• _Requirements_
Your task is to copy each line that has the word "февраля".

• _Collected data_
--------------------------------

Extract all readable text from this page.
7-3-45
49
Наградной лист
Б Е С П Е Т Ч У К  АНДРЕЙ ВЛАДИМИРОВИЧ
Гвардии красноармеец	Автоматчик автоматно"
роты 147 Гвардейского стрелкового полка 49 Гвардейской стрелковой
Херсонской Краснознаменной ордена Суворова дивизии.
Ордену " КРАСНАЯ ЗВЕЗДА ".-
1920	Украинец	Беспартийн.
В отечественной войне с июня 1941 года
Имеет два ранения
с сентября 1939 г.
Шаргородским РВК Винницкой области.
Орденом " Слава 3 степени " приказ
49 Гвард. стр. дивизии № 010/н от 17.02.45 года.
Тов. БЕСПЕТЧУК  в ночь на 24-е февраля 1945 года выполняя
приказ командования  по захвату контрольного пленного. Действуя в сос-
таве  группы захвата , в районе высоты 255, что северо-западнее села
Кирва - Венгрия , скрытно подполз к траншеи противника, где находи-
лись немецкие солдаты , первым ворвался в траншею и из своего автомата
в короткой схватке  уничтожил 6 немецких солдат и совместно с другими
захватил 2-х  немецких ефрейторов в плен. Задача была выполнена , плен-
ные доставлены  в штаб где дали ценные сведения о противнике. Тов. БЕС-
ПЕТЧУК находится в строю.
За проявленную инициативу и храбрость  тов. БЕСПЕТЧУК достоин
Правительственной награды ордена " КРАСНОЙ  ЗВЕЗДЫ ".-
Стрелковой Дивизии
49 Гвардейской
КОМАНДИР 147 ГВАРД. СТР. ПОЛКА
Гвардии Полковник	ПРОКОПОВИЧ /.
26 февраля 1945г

--------------------------------

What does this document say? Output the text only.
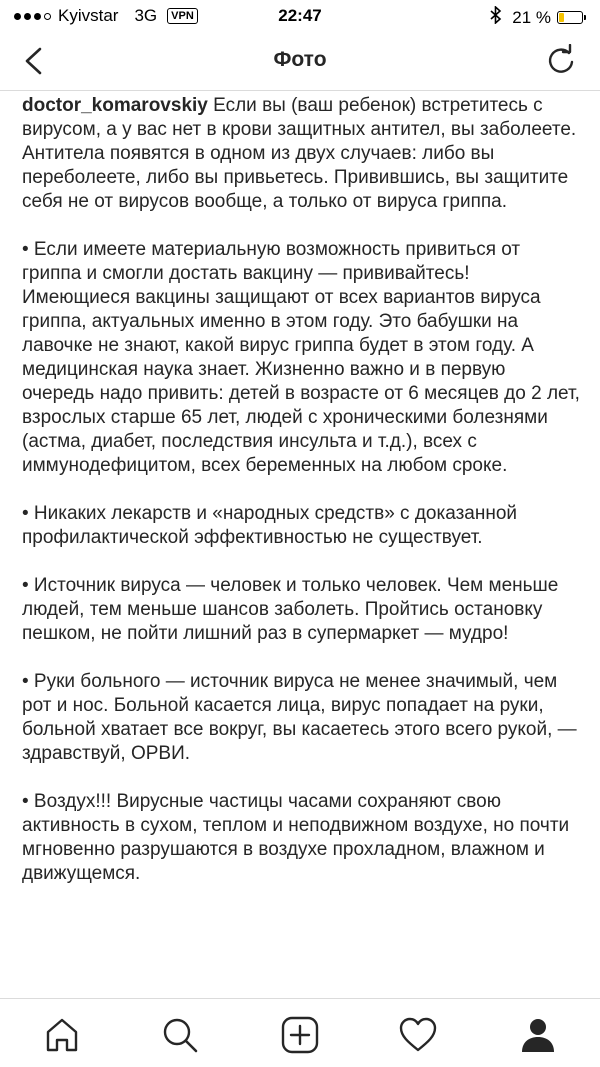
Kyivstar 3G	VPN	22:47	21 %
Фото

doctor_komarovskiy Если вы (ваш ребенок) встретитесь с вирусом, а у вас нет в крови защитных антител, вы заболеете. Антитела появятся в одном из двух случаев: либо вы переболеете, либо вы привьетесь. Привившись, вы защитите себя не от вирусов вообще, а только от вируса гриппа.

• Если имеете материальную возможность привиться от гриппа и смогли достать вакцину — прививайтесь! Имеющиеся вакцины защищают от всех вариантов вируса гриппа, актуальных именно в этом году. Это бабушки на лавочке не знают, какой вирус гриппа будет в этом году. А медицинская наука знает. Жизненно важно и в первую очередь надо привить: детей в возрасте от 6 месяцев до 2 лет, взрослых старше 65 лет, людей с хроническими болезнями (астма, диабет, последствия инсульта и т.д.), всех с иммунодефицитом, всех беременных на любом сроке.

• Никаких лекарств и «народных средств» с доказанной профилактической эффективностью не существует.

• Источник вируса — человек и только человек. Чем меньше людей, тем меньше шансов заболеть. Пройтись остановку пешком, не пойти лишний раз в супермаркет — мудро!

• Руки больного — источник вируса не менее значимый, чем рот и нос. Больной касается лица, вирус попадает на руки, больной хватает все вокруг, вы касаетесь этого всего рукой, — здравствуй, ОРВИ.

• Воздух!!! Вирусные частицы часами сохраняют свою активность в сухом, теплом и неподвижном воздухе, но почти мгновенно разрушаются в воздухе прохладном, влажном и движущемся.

--------------------------------

• _Task response_
Тов. БЕСПЕТЧУК  в ночь на 24-е февраля 1945 года выполняя
26 февраля 1945г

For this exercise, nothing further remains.